With the pictures left out, copy the listing below exactly.

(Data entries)
== == ==

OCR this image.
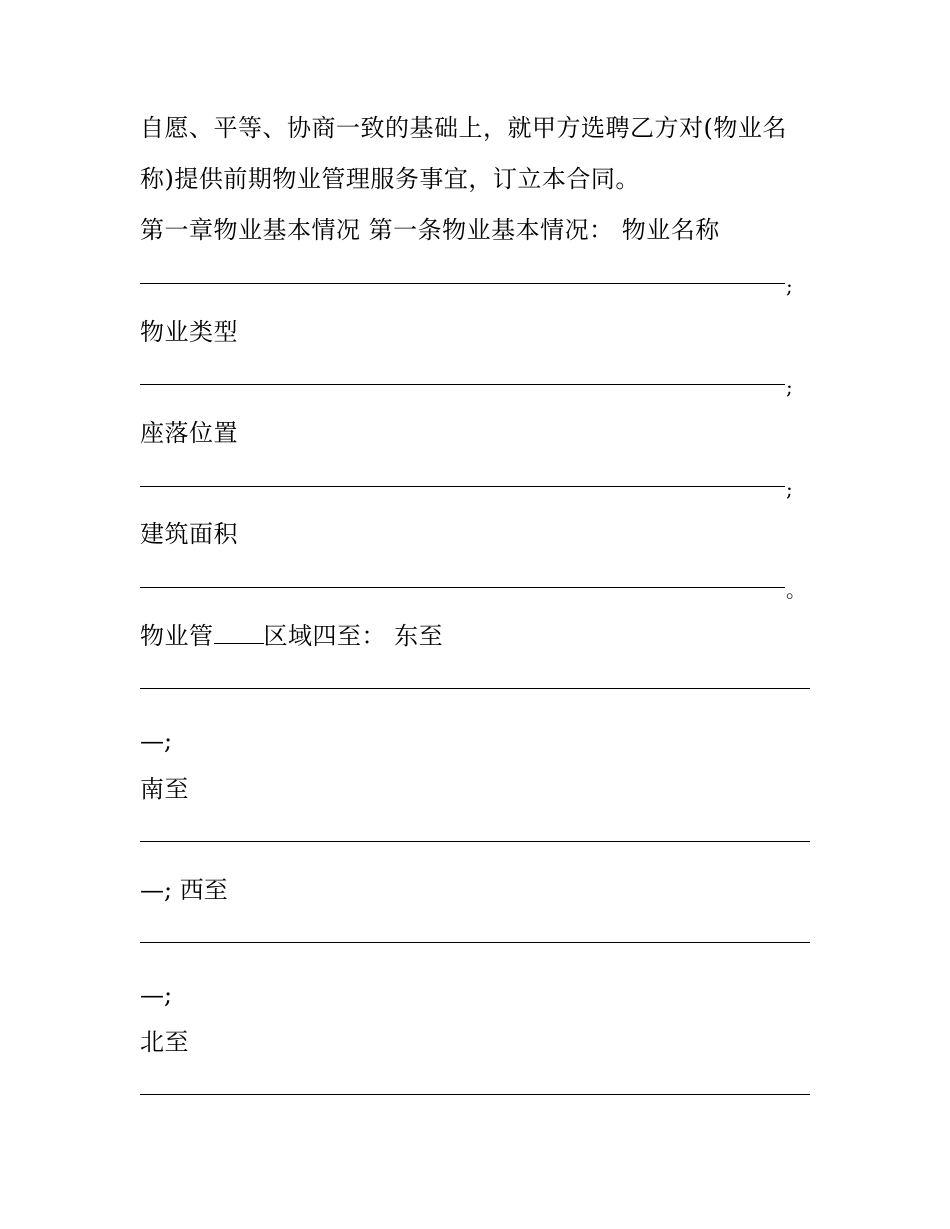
自愿、平等、协商一致的基础上，就甲方选聘乙方对(物业名
称)提供前期物业管理服务事宜，订立本合同。
第一章物业基本情况 第一条物业基本情况： 物业名称
;
物业类型
;
座落位置
;
建筑面积
。
物业管 区域四至： 东至
—;
南至
—; 西至
—;
北至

== == ==

Solution to the problem:
OCR this image.
自愿、平等、协商一致的基础上，就甲方选聘乙方对(物业名
称)提供前期物业管理服务事宜，订立本合同。
第一章物业基本情况 第一条物业基本情况： 物业名称
;
物业类型
;
座落位置
;
建筑面积
。
物业管 区域四至： 东至
—;
南至
—; 西至
—;
北至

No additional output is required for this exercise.